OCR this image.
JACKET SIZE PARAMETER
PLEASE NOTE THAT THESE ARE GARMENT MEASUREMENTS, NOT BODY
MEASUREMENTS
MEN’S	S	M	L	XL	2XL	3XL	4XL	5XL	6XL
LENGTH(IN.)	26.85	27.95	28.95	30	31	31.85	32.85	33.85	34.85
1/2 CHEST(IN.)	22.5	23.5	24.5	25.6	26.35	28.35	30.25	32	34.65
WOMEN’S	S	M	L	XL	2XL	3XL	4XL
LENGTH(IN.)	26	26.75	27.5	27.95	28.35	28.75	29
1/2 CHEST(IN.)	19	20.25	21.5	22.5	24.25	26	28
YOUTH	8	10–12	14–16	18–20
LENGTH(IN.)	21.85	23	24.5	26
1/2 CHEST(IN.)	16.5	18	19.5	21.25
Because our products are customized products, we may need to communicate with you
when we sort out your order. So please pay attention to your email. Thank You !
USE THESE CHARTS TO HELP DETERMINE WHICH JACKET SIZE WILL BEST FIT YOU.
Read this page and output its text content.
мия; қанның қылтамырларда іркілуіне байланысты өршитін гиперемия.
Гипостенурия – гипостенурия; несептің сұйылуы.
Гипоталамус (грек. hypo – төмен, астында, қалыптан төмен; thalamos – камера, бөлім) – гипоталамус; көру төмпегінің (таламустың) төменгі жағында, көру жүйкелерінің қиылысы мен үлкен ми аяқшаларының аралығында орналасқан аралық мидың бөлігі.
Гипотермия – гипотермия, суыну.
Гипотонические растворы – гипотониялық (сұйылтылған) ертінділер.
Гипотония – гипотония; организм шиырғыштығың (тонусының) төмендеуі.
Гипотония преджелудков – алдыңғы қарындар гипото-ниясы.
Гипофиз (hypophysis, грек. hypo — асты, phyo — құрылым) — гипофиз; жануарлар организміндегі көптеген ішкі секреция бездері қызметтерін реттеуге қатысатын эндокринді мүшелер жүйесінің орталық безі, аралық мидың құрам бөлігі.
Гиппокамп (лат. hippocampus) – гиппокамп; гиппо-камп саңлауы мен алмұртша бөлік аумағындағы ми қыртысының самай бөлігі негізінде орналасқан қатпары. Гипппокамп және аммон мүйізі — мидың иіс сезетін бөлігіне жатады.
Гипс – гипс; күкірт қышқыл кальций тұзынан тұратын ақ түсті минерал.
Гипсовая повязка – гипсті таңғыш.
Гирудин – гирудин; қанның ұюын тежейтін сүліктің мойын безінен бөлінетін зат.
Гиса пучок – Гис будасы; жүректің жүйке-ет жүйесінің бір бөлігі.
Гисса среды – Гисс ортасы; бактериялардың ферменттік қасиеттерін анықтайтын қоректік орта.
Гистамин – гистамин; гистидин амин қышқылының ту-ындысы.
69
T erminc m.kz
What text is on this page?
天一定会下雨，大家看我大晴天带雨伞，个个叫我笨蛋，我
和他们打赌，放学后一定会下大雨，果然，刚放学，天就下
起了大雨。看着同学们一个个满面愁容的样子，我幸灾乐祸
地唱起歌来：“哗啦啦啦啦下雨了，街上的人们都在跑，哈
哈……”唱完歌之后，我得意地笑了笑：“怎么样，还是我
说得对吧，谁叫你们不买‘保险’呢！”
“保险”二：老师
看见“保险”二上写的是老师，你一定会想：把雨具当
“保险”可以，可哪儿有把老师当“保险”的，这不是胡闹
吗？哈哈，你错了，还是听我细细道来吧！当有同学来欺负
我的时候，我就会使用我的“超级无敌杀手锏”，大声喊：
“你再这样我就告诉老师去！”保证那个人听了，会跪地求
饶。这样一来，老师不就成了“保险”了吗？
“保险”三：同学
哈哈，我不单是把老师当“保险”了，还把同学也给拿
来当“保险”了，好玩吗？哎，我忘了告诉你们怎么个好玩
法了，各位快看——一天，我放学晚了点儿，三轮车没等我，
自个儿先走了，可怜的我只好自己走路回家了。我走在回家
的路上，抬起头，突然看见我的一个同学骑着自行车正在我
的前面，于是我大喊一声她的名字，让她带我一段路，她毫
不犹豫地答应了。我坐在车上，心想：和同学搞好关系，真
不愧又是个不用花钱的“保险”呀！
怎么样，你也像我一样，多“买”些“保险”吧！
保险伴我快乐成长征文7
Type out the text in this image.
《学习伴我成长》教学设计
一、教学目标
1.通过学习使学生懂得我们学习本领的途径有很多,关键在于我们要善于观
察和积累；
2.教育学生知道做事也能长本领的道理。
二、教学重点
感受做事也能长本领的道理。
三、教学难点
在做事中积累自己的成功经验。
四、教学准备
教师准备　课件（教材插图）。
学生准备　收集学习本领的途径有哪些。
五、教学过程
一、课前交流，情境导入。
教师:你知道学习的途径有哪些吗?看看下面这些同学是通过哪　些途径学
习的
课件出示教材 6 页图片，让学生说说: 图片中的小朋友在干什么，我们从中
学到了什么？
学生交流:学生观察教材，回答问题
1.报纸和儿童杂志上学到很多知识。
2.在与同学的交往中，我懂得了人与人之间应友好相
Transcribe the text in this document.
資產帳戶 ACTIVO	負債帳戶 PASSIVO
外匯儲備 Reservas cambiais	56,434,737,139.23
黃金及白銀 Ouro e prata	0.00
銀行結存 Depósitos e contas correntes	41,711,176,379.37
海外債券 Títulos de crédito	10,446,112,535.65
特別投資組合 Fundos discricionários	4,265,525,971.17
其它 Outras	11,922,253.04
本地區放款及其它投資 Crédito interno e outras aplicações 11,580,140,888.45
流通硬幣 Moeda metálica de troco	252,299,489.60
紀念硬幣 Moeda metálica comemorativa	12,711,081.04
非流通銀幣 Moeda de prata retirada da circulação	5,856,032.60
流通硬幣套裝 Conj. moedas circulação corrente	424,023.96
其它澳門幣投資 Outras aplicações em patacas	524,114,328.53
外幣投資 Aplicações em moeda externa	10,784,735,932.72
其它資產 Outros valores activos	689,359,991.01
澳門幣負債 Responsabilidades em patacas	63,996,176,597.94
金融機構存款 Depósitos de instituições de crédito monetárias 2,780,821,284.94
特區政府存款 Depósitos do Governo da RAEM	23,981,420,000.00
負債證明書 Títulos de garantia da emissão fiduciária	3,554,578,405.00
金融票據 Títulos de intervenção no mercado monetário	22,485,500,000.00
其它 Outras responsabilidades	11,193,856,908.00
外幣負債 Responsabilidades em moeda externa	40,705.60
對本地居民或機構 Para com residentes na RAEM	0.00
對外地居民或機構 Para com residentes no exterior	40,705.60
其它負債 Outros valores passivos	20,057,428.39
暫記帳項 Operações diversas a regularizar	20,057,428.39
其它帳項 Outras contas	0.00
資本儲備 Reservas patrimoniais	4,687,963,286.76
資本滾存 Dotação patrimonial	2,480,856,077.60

Objective: Determine the number of lines in the data that contain "жүйесінің" as a word or string, and state only that number.

Task response: 2